Exercise task
Pick out the lines below that include the string "initials".

-- Start Dataset content --

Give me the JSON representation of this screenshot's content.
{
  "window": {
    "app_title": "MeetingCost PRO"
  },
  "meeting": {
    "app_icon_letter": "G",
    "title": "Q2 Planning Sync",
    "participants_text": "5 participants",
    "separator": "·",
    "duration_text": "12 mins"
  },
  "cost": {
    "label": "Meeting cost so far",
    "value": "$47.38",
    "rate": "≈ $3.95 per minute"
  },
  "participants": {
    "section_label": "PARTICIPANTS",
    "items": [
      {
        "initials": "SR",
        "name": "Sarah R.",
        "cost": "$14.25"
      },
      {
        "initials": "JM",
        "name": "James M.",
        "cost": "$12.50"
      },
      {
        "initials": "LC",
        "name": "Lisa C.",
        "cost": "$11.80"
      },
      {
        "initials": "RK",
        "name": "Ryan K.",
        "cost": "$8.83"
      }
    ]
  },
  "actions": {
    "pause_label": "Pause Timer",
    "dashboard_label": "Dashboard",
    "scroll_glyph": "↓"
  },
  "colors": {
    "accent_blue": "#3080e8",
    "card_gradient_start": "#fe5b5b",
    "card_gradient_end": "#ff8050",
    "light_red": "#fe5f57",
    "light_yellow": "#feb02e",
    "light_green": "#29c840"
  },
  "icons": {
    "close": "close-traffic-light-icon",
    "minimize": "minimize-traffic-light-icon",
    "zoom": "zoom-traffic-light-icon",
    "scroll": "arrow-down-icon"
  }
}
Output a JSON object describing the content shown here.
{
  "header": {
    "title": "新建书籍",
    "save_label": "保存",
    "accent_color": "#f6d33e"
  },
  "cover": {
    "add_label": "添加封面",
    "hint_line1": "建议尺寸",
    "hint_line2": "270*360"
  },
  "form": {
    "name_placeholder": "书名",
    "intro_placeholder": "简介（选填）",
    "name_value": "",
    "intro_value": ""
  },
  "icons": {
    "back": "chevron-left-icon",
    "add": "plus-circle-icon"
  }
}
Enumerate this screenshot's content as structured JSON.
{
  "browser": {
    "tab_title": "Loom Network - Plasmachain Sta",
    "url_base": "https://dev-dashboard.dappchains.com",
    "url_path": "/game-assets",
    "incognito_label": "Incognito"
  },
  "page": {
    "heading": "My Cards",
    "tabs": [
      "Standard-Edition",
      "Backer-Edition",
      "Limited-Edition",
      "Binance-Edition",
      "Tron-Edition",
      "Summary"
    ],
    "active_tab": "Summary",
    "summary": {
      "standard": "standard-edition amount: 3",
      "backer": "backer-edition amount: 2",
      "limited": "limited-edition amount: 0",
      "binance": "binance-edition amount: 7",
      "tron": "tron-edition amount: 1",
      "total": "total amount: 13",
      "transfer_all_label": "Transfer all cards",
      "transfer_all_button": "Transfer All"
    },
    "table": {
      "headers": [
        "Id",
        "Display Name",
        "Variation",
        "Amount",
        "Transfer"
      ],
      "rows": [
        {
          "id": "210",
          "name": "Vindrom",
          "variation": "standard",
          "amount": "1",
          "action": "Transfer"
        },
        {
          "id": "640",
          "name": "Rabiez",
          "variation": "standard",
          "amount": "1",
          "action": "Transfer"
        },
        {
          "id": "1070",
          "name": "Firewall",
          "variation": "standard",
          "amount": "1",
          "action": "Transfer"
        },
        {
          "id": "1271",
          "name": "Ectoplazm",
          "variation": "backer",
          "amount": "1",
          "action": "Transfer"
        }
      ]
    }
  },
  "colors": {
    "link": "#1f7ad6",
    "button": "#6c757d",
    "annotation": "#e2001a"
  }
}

-- End Dataset content --

Solution for this exercise
        "initials": "SR",
        "initials": "JM",
        "initials": "LC",
        "initials": "RK",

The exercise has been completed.